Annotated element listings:
● ● ● ● ● ● ●
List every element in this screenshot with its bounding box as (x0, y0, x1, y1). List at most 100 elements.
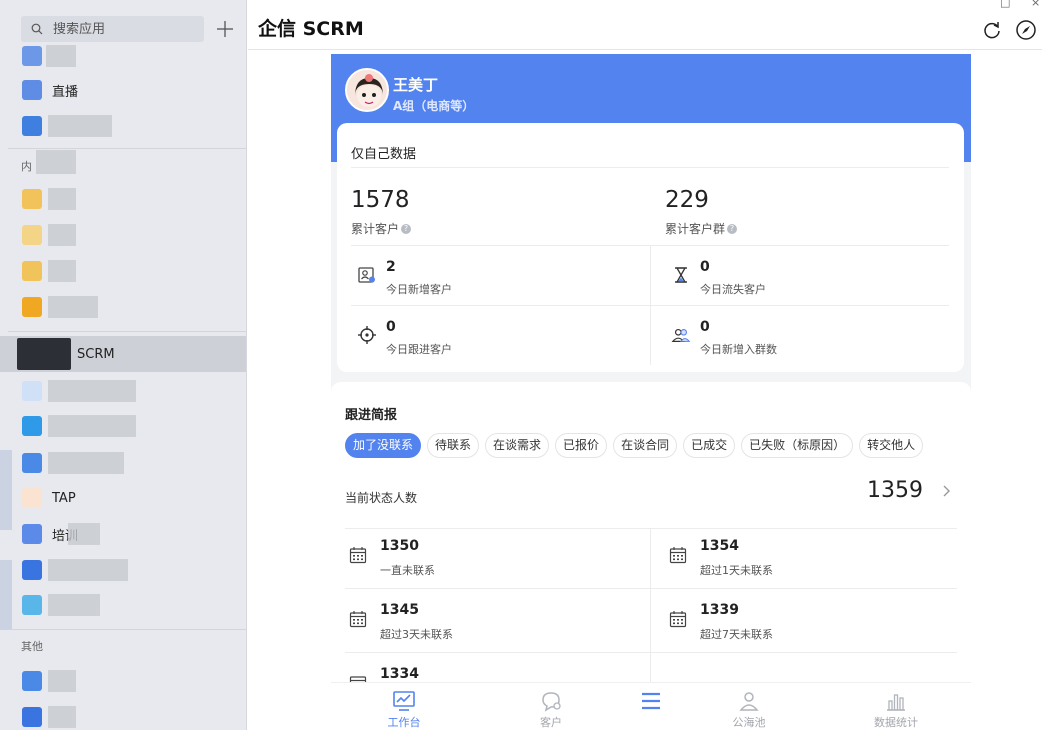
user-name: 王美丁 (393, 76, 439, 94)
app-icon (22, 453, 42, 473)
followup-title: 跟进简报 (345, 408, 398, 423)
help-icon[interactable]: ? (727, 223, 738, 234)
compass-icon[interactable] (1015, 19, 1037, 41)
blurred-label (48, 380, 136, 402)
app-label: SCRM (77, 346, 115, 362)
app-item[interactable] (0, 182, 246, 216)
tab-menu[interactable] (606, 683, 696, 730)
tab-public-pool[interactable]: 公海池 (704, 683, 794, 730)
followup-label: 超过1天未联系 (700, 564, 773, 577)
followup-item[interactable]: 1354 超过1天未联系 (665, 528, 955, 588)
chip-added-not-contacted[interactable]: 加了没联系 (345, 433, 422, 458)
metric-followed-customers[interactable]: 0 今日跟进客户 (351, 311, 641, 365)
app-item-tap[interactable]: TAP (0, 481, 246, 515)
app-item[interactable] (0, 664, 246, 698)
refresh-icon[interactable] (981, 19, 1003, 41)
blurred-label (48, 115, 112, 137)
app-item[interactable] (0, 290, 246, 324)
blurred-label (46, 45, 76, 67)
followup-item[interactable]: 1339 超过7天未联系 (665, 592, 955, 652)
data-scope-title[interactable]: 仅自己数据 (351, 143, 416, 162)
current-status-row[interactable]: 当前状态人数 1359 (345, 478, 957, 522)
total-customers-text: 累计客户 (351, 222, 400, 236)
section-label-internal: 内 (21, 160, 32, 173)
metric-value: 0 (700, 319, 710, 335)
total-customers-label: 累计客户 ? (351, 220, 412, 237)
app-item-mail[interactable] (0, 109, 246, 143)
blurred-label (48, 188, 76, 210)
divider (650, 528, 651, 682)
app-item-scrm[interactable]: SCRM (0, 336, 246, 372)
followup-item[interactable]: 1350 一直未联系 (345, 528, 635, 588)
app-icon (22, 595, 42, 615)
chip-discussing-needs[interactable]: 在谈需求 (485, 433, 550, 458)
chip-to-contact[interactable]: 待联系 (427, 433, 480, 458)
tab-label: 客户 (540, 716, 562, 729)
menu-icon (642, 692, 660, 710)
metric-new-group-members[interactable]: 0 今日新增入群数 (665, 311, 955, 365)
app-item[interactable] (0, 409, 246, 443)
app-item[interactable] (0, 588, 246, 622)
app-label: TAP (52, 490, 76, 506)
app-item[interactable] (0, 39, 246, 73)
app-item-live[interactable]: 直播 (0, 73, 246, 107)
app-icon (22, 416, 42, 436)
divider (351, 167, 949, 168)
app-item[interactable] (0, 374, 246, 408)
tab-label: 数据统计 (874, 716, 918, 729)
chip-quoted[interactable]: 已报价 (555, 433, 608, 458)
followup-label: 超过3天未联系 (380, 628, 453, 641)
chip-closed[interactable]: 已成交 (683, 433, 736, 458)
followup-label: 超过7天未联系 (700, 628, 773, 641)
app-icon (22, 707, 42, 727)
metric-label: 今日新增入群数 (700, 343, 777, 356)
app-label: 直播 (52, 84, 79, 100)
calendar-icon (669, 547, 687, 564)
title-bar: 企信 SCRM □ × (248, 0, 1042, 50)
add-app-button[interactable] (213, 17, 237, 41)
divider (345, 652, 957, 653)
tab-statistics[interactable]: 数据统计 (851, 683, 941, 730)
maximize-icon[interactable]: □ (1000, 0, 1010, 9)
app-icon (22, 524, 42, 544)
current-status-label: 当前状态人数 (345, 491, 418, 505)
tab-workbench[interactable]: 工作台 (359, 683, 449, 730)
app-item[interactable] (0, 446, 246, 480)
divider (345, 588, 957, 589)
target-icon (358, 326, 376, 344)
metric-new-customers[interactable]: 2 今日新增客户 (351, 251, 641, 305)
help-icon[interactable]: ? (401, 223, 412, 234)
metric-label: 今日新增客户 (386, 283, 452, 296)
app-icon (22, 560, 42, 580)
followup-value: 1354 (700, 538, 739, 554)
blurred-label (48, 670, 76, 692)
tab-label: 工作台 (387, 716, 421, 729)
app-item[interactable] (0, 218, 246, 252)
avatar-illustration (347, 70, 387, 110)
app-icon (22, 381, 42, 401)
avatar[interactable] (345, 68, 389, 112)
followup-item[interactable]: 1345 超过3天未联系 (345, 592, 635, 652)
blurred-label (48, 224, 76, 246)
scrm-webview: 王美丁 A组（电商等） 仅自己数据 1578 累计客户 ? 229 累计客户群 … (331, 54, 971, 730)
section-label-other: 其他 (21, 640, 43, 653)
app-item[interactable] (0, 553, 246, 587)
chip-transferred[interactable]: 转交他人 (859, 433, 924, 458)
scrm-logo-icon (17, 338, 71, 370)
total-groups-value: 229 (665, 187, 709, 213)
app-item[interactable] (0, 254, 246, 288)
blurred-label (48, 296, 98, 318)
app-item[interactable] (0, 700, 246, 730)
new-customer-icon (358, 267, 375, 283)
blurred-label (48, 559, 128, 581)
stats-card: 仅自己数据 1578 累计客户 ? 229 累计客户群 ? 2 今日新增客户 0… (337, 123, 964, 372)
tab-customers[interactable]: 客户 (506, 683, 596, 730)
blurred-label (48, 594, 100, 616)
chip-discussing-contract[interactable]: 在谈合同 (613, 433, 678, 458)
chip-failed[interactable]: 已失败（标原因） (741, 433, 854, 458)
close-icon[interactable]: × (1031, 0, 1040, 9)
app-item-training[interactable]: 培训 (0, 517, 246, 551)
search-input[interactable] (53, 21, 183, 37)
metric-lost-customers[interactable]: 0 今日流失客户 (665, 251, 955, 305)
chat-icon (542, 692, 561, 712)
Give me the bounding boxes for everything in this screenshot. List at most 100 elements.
● ● ● ● ● ● ●
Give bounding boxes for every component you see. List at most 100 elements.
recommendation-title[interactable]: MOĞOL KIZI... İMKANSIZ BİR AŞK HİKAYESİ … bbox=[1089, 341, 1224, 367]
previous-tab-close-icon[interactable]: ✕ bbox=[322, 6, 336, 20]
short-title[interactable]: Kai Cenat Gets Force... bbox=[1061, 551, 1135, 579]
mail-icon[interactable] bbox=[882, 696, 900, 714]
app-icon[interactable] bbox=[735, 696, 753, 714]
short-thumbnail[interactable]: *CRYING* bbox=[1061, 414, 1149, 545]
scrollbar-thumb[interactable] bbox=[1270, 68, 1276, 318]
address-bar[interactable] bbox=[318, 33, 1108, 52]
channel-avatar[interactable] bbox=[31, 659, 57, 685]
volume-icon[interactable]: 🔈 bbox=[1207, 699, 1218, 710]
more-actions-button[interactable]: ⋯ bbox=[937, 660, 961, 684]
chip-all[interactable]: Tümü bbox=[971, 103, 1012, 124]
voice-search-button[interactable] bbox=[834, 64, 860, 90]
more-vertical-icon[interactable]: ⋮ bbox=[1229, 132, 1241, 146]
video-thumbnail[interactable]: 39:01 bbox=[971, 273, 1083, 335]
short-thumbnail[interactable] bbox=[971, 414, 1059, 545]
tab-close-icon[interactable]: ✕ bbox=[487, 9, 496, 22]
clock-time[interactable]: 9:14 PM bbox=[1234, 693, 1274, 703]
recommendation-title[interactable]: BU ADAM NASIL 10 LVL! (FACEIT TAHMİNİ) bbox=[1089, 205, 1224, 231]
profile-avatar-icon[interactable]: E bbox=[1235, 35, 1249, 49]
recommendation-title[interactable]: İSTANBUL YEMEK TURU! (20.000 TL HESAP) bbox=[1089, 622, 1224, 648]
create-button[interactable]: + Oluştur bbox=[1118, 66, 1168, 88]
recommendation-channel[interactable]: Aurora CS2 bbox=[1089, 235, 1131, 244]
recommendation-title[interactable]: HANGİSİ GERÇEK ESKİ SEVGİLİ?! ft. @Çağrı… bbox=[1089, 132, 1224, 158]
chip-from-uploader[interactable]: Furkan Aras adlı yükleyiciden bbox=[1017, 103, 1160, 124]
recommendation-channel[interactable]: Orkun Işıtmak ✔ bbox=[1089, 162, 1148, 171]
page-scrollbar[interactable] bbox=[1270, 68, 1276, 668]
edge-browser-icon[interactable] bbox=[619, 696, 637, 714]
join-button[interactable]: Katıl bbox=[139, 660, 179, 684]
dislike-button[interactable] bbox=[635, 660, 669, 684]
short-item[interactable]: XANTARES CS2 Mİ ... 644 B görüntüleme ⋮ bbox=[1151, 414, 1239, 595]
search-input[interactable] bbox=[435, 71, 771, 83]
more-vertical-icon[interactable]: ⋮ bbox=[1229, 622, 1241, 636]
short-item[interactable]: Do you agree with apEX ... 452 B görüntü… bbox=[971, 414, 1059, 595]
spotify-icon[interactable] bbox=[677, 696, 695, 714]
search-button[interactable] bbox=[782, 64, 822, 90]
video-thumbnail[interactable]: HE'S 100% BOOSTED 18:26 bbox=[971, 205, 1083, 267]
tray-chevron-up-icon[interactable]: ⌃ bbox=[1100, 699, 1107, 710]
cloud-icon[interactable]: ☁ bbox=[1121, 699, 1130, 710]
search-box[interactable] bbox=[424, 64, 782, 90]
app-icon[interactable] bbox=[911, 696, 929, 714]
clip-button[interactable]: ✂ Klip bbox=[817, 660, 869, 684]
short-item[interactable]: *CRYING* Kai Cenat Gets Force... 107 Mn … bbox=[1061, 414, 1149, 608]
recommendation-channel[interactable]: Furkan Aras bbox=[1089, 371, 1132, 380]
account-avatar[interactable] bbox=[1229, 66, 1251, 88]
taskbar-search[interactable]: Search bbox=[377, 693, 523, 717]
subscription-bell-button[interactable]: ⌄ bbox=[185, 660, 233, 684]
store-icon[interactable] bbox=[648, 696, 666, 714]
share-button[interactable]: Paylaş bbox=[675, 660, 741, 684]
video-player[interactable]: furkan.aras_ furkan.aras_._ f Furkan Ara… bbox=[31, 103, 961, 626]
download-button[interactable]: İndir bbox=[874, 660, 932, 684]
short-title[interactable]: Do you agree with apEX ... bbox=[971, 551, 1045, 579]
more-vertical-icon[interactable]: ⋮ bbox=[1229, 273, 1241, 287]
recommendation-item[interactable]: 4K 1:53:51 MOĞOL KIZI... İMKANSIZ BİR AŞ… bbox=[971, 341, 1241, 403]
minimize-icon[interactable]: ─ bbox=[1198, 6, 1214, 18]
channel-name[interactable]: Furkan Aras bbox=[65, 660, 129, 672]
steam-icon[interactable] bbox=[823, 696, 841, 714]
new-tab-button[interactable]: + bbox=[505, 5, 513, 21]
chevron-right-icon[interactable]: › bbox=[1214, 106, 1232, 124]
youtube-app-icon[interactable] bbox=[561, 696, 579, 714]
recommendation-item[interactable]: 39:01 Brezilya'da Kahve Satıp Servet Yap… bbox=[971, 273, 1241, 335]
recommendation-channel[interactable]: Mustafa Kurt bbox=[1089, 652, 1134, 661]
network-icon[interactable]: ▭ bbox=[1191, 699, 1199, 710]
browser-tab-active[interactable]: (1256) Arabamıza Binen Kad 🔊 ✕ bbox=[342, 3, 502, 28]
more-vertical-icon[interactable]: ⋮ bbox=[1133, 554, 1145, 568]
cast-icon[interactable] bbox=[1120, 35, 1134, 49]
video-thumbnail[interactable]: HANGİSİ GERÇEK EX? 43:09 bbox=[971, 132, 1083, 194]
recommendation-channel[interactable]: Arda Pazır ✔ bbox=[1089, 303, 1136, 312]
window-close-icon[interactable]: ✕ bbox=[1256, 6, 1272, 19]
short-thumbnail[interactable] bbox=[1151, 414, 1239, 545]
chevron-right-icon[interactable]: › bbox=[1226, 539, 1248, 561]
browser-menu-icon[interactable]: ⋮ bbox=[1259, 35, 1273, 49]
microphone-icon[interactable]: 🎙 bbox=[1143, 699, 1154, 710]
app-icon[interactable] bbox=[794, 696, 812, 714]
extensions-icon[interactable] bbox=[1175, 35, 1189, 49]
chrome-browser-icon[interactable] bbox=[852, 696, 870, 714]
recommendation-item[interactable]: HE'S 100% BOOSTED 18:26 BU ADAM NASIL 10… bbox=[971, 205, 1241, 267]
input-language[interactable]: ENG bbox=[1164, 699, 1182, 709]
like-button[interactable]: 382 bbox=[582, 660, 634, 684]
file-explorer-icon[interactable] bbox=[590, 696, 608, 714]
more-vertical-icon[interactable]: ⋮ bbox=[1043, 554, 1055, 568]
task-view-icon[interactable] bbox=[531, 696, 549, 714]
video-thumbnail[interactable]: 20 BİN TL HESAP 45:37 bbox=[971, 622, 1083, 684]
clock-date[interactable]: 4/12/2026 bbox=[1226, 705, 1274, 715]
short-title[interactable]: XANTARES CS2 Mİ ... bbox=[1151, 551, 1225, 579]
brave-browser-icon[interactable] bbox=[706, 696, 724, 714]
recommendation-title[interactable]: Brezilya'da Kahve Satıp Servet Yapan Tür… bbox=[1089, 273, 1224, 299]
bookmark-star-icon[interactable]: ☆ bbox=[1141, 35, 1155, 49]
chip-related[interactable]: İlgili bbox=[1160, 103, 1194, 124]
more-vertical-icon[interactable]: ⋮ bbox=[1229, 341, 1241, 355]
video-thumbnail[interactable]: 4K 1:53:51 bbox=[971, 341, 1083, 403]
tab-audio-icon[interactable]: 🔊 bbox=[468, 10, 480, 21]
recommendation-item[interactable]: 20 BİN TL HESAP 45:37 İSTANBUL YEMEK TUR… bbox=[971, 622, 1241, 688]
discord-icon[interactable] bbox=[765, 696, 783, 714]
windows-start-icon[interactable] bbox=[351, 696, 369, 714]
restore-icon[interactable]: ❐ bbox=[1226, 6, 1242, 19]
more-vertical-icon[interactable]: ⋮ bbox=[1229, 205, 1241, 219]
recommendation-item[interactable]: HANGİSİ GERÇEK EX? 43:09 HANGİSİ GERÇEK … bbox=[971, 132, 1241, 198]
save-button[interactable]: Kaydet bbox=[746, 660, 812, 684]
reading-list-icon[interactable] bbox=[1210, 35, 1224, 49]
● ● ● ● ● ● ●
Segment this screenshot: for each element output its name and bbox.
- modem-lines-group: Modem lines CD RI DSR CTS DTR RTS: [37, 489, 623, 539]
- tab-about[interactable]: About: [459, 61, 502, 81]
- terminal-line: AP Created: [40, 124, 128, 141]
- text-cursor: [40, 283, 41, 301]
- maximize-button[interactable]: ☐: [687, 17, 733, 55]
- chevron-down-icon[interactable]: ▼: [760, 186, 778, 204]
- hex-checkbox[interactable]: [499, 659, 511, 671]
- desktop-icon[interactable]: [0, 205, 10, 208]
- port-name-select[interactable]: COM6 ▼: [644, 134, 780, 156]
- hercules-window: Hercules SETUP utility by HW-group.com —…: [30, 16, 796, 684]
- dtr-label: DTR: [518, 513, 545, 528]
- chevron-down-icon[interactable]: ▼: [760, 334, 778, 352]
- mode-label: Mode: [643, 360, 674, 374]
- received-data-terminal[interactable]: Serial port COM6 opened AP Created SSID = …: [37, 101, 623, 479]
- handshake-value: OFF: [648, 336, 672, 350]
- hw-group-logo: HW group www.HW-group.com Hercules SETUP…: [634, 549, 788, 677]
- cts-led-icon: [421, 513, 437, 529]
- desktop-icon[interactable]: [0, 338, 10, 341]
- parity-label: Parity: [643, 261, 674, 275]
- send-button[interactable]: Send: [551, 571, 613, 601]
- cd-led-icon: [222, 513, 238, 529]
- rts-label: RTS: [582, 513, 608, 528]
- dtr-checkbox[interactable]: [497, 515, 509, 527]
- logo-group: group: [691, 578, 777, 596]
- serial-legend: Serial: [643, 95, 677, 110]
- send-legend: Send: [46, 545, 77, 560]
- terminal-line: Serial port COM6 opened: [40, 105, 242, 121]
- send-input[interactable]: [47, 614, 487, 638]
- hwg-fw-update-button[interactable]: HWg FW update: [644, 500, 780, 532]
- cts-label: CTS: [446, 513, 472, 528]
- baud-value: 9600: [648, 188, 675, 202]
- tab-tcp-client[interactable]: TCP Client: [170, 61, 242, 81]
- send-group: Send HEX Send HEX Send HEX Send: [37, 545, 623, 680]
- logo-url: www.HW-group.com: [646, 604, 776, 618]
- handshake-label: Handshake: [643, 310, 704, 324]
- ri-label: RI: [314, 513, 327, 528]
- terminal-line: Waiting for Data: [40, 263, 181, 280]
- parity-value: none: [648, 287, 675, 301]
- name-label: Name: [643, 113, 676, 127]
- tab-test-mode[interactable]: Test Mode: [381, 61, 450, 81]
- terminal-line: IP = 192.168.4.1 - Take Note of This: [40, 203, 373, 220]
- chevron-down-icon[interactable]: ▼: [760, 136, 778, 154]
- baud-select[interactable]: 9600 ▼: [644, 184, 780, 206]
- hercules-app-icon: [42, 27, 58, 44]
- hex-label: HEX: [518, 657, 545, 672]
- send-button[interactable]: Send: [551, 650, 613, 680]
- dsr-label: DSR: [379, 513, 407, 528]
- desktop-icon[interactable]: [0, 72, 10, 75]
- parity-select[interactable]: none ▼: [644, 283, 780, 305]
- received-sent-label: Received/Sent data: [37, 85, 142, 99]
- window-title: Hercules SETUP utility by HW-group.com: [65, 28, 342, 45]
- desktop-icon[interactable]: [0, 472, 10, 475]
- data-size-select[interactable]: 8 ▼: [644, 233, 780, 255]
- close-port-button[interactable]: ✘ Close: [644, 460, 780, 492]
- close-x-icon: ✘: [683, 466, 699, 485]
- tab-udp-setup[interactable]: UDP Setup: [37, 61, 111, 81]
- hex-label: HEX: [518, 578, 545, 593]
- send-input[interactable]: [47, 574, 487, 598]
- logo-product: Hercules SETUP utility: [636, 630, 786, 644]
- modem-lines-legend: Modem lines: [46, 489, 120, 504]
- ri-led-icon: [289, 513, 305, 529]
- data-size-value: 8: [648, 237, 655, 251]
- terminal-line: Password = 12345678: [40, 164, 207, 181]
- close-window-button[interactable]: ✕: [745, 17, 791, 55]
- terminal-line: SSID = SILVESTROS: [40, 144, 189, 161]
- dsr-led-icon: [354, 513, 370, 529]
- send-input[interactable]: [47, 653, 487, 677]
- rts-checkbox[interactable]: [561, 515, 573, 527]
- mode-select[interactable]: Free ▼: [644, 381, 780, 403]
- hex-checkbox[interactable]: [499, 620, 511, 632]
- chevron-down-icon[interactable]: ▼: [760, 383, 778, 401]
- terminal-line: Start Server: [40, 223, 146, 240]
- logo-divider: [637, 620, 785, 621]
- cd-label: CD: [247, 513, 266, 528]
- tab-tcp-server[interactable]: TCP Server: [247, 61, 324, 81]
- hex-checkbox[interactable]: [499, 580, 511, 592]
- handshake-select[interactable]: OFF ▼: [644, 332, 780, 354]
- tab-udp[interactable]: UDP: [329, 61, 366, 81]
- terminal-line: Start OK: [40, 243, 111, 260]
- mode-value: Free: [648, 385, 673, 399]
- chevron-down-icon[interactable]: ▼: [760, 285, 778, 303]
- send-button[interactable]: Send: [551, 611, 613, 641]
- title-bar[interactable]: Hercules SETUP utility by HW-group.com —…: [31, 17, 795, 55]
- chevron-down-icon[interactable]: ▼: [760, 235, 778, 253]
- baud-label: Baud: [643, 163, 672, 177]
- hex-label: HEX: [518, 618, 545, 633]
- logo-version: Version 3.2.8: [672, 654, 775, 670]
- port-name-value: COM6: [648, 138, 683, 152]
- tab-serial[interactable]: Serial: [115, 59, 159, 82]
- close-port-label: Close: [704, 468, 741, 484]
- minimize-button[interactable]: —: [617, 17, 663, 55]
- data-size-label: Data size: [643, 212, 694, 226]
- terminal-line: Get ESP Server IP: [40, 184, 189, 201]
● ● ● ● ● ● ●
Objective: Lay out as a JSON list of strings the item lines from the line with "user-name: 王美丁 (393, 76, 439, 94)" up to and including the line with "data-scope-title[interactable]: 仅自己数据 (351, 143, 416, 162)", one string per line and no blank lines.

Solution for this problem:
[
  "user-name: 王美丁 (393, 76, 439, 94)",
  "app-icon (22, 453, 42, 473)",
  "followup-title: 跟进简报 (345, 408, 398, 423)",
  "help-icon[interactable]: ? (727, 223, 738, 234)",
  "compass-icon[interactable] (1015, 19, 1037, 41)",
  "blurred-label (48, 380, 136, 402)",
  "app-label: SCRM (77, 346, 115, 362)",
  "app-item[interactable] (0, 182, 246, 216)",
  "tab-menu[interactable] (606, 683, 696, 730)",
  "tab-public-pool[interactable]: 公海池 (704, 683, 794, 730)",
  "followup-label: 超过1天未联系 (700, 564, 773, 577)",
  "followup-item[interactable]: 1354 超过1天未联系 (665, 528, 955, 588)",
  "chip-added-not-contacted[interactable]: 加了没联系 (345, 433, 422, 458)",
  "metric-followed-customers[interactable]: 0 今日跟进客户 (351, 311, 641, 365)",
  "app-item-tap[interactable]: TAP (0, 481, 246, 515)",
  "app-item[interactable] (0, 664, 246, 698)",
  "refresh-icon[interactable] (981, 19, 1003, 41)",
  "blurred-label (48, 115, 112, 137)",
  "app-item[interactable] (0, 290, 246, 324)",
  "blurred-label (46, 45, 76, 67)",
  "followup-item[interactable]: 1339 超过7天未联系 (665, 592, 955, 652)",
  "data-scope-title[interactable]: 仅自己数据 (351, 143, 416, 162)"
]